CHALLENGE: Read the entries below and pull out each line with the string "faire".

-------- DATASET EXCERPTS --------

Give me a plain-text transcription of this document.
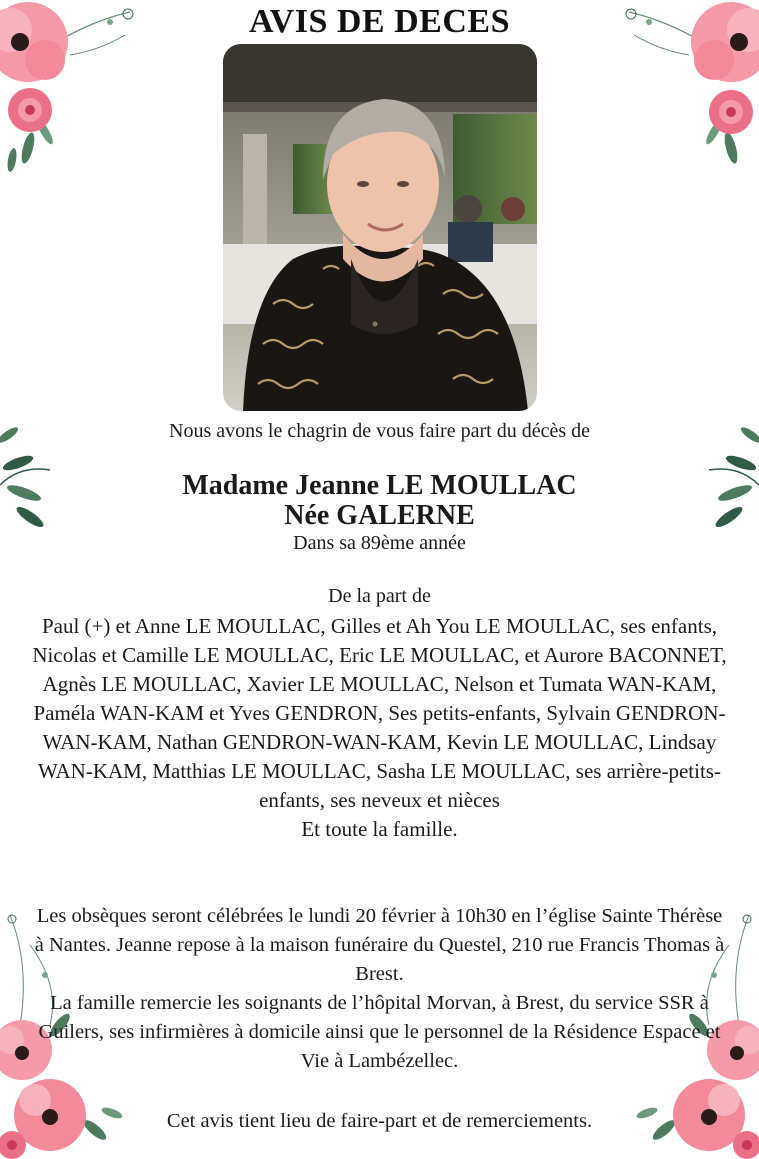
AVIS DE DECES
Nous avons le chagrin de vous faire part du décès de
Madame Jeanne LE MOULLAC
Née GALERNE
Dans sa 89ème année
De la part de
Paul (+) et Anne LE MOULLAC, Gilles et Ah You LE MOULLAC, ses enfants, Nicolas et Camille LE MOULLAC, Eric LE MOULLAC, et Aurore BACONNET, Agnès LE MOULLAC, Xavier LE MOULLAC, Nelson et Tumata WAN-KAM, Paméla WAN-KAM et Yves GENDRON, Ses petits-enfants, Sylvain GENDRON-WAN-KAM, Nathan GENDRON-WAN-KAM, Kevin LE MOULLAC, Lindsay WAN-KAM, Matthias LE MOULLAC, Sasha LE MOULLAC, ses arrière-petits-enfants, ses neveux et nièces
Et toute la famille.
Les obsèques seront célébrées le lundi 20 février à 10h30 en l’église Sainte Thérèse à Nantes. Jeanne repose à la maison funéraire du Questel, 210 rue Francis Thomas à Brest.
La famille remercie les soignants de l’hôpital Morvan, à Brest, du service SSR à Guilers, ses infirmières à domicile ainsi que le personnel de la Résidence Espace et Vie à Lambézellec.
Cet avis tient lieu de faire-part et de remerciements.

--------

ANSWER TO THE EXERCISE:
Nous avons le chagrin de vous faire part du décès de
Cet avis tient lieu de faire-part et de remerciements.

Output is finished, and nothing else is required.